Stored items
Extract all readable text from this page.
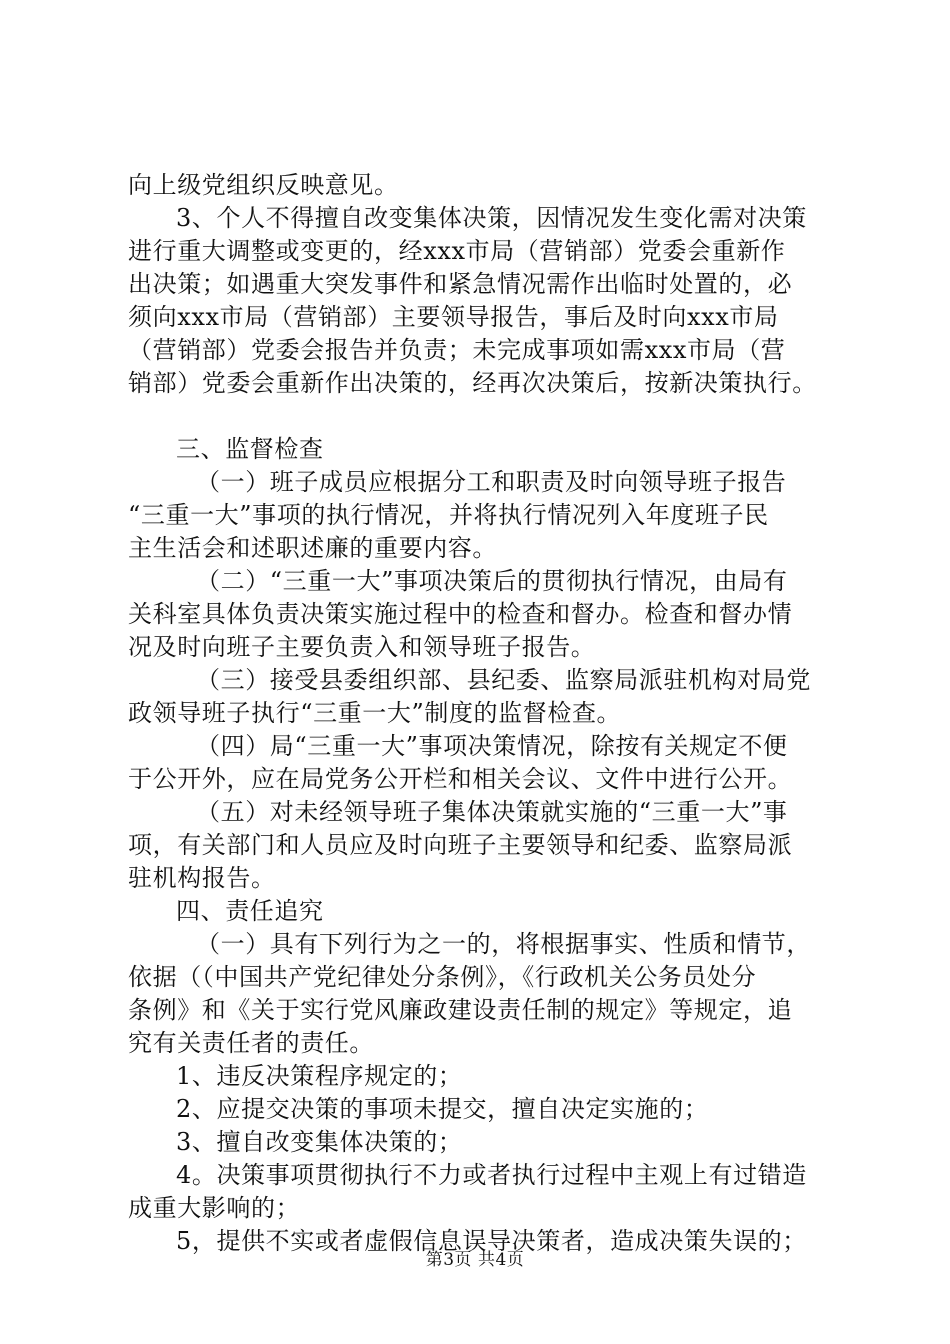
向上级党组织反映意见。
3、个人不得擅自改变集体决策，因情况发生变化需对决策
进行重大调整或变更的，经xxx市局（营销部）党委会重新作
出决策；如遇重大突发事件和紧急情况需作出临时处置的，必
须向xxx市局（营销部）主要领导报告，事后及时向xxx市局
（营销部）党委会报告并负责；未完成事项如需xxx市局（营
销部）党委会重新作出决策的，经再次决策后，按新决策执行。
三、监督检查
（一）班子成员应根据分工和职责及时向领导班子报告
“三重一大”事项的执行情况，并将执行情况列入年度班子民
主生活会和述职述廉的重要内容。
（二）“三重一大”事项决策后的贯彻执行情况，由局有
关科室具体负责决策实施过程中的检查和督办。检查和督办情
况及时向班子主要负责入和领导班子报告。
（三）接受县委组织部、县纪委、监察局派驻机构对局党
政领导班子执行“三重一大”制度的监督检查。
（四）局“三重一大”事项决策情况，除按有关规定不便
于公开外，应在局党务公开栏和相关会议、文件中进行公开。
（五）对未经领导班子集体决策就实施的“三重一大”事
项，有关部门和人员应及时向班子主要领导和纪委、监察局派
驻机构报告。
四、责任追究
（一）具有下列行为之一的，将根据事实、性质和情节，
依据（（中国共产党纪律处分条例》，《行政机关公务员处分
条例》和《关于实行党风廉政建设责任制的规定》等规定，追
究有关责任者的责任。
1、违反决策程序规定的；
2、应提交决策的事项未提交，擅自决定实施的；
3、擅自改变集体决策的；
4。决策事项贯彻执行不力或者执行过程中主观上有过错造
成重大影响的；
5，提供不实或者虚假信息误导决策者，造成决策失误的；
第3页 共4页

Task prompt.
Transcribe all the data word for word; the images stay out.

Task result.
Extract all readable text from this page.
向上级党组织反映意见。
3、个人不得擅自改变集体决策，因情况发生变化需对决策
进行重大调整或变更的，经xxx市局（营销部）党委会重新作
出决策；如遇重大突发事件和紧急情况需作出临时处置的，必
须向xxx市局（营销部）主要领导报告，事后及时向xxx市局
（营销部）党委会报告并负责；未完成事项如需xxx市局（营
销部）党委会重新作出决策的，经再次决策后，按新决策执行。
三、监督检查
（一）班子成员应根据分工和职责及时向领导班子报告
“三重一大”事项的执行情况，并将执行情况列入年度班子民
主生活会和述职述廉的重要内容。
（二）“三重一大”事项决策后的贯彻执行情况，由局有
关科室具体负责决策实施过程中的检查和督办。检查和督办情
况及时向班子主要负责入和领导班子报告。
（三）接受县委组织部、县纪委、监察局派驻机构对局党
政领导班子执行“三重一大”制度的监督检查。
（四）局“三重一大”事项决策情况，除按有关规定不便
于公开外，应在局党务公开栏和相关会议、文件中进行公开。
（五）对未经领导班子集体决策就实施的“三重一大”事
项，有关部门和人员应及时向班子主要领导和纪委、监察局派
驻机构报告。
四、责任追究
（一）具有下列行为之一的，将根据事实、性质和情节，
依据（（中国共产党纪律处分条例》，《行政机关公务员处分
条例》和《关于实行党风廉政建设责任制的规定》等规定，追
究有关责任者的责任。
1、违反决策程序规定的；
2、应提交决策的事项未提交，擅自决定实施的；
3、擅自改变集体决策的；
4。决策事项贯彻执行不力或者执行过程中主观上有过错造
成重大影响的；
5，提供不实或者虚假信息误导决策者，造成决策失误的；
第3页 共4页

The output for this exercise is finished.